Copy out all lines where "this" appears.

EXERCISE INPUT>
_ _ _ _

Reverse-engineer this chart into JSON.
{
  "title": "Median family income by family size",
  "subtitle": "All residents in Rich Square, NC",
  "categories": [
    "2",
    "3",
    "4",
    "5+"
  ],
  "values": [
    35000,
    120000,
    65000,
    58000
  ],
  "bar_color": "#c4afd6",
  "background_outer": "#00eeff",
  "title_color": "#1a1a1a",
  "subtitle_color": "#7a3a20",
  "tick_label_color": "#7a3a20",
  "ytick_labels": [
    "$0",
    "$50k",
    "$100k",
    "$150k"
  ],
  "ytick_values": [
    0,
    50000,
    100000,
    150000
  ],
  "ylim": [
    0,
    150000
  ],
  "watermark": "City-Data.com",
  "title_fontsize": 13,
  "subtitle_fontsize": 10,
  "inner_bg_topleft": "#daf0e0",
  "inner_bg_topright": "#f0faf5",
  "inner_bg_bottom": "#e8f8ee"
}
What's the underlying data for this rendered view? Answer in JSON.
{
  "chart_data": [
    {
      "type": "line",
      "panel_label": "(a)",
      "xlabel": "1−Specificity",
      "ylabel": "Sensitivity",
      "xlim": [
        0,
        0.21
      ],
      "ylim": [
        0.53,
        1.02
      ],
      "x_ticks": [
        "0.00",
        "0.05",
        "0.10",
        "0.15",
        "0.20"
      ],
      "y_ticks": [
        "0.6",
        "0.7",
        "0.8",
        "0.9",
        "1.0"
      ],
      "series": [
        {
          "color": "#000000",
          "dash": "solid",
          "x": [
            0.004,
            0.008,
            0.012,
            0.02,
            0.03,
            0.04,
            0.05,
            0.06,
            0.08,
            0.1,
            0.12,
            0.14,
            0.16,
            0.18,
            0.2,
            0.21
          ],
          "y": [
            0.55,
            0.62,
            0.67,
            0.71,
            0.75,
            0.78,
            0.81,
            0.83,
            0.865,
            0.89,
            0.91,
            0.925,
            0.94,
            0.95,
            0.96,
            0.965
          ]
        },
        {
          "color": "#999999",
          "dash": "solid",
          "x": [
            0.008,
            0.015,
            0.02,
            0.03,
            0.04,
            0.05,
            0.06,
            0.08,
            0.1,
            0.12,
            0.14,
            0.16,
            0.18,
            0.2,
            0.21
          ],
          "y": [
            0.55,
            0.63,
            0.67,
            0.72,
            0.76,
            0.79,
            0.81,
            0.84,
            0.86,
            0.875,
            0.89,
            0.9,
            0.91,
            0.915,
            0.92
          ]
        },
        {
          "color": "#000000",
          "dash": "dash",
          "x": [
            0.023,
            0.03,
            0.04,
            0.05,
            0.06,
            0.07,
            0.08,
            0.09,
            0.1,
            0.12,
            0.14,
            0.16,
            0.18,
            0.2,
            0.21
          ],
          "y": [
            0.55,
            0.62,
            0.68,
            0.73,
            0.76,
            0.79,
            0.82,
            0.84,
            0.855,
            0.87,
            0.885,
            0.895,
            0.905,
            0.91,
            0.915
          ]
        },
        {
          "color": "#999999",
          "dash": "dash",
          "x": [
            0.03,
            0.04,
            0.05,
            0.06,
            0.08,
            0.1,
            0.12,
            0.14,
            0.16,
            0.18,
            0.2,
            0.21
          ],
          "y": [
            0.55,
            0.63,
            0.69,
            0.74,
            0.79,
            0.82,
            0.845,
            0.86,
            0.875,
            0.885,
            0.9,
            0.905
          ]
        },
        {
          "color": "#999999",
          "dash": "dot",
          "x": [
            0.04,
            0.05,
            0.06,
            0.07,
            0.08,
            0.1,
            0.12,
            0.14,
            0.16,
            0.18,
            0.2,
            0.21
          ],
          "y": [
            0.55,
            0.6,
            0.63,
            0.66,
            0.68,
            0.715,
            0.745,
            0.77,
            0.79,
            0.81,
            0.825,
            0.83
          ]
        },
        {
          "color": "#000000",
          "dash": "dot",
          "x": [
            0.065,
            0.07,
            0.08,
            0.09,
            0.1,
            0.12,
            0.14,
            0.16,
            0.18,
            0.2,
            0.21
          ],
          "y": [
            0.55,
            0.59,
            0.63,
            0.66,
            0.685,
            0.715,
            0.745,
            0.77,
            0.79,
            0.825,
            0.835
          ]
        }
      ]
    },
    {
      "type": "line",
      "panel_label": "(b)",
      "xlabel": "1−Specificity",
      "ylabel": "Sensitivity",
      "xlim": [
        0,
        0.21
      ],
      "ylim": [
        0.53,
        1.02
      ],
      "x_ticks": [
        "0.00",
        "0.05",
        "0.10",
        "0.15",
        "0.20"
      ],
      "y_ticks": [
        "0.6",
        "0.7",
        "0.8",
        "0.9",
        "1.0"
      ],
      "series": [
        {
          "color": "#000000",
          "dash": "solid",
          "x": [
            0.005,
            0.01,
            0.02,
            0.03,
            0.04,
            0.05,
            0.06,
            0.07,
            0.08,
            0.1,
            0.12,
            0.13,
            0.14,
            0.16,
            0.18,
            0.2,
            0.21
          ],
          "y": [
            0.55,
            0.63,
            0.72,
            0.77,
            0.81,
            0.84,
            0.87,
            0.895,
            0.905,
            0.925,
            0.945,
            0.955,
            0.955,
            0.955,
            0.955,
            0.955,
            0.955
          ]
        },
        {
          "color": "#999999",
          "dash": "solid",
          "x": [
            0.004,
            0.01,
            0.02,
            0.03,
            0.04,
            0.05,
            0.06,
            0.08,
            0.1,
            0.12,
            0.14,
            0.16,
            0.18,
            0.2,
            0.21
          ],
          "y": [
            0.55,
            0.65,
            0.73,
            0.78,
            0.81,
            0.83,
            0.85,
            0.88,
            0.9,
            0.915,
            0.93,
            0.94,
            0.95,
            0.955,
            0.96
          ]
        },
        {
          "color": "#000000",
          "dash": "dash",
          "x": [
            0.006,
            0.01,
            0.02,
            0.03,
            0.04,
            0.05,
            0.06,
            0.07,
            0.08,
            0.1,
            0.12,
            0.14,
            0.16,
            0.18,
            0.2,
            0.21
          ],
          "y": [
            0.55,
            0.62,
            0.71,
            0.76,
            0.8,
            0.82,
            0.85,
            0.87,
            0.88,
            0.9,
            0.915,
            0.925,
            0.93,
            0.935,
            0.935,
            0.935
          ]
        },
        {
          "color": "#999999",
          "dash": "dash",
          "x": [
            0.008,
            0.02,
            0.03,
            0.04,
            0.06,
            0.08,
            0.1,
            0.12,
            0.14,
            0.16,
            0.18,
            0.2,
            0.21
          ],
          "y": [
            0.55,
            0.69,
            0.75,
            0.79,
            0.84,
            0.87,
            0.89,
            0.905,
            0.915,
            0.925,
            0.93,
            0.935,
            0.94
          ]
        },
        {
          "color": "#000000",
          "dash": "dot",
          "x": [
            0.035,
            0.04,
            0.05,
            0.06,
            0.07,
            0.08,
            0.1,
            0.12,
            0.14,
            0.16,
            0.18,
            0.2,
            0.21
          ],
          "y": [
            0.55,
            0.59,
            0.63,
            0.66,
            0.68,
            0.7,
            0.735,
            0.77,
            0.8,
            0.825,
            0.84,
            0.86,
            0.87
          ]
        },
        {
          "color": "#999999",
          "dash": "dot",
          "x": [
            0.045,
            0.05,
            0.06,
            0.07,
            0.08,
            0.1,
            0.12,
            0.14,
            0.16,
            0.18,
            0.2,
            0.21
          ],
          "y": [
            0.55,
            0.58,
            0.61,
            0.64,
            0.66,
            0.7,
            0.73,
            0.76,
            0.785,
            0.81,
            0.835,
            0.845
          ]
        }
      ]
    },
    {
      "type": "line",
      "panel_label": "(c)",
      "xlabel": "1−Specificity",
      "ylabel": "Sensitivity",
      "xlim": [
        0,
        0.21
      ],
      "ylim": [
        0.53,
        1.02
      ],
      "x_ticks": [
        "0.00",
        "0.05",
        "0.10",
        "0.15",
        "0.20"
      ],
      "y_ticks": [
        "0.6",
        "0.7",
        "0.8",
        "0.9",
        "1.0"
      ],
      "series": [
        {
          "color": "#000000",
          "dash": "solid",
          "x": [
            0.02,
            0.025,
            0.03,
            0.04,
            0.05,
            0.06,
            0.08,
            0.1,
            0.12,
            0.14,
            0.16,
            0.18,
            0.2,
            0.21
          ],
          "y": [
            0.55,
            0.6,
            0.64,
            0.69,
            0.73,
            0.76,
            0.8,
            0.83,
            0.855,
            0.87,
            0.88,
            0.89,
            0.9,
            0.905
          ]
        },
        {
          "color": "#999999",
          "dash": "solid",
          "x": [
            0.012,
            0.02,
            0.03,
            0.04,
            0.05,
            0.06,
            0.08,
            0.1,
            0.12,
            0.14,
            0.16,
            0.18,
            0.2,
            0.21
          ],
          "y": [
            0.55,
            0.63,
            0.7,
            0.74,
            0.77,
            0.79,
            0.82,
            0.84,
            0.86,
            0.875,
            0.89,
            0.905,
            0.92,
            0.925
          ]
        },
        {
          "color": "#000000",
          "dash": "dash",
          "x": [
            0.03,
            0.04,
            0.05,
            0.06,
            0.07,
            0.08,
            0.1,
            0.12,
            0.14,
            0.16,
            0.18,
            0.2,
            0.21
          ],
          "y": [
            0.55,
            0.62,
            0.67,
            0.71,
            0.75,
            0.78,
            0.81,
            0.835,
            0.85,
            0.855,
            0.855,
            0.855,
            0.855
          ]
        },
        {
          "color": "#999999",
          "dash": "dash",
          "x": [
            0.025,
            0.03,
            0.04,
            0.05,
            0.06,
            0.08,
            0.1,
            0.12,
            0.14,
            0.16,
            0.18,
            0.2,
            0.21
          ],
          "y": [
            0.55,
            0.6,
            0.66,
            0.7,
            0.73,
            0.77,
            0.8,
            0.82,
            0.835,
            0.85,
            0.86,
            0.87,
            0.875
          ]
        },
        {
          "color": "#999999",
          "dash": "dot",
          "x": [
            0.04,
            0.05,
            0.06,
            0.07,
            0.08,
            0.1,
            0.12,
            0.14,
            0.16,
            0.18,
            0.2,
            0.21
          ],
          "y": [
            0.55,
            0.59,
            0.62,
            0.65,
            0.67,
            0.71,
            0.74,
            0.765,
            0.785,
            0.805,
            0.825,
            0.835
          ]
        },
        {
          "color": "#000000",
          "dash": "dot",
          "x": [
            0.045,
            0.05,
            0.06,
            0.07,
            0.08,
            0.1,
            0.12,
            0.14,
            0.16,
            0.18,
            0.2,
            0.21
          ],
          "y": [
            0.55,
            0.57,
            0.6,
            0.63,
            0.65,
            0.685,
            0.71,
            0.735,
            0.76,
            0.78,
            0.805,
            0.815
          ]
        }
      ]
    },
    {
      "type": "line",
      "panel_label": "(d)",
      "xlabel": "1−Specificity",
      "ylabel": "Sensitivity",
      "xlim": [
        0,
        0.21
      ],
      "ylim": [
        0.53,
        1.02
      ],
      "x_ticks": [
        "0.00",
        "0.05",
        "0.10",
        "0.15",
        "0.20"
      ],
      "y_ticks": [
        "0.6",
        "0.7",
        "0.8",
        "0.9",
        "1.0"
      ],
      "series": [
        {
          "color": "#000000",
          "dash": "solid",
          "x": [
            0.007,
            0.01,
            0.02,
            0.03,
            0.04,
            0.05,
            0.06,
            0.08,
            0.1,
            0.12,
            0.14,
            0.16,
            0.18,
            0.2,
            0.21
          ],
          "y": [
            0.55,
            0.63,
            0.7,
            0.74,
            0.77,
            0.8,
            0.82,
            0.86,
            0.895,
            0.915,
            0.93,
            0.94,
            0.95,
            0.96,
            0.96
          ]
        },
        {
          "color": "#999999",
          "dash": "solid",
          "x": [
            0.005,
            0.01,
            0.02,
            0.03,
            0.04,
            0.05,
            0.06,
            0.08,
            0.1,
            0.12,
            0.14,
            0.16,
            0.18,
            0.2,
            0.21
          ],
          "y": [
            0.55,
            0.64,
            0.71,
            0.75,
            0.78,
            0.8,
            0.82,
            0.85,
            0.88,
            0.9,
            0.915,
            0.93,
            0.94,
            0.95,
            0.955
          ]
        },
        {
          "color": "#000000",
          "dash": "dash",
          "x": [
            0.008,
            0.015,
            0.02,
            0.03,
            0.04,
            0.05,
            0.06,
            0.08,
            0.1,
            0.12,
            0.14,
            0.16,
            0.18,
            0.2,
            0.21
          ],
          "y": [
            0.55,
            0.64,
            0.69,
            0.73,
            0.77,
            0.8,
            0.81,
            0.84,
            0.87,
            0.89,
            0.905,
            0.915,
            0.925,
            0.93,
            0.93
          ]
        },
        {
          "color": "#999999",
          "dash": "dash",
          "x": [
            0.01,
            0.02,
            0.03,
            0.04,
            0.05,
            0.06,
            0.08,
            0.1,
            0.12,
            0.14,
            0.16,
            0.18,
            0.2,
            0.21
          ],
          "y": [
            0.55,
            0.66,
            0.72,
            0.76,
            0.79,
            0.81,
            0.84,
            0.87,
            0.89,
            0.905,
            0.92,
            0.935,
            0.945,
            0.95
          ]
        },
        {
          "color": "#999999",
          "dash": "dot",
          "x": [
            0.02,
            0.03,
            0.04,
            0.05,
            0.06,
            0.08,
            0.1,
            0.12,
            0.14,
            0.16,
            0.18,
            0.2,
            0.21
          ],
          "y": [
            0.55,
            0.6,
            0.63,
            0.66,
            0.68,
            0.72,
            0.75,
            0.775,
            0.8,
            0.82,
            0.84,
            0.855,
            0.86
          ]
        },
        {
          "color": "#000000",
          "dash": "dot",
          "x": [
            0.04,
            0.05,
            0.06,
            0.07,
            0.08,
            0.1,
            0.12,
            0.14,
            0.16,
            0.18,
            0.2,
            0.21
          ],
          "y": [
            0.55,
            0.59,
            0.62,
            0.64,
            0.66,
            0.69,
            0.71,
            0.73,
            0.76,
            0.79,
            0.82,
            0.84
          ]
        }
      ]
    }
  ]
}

_ _ _ _

SOLUTION>
Reverse-engineer this chart into JSON.
What's the underlying data for this rendered view? Answer in JSON.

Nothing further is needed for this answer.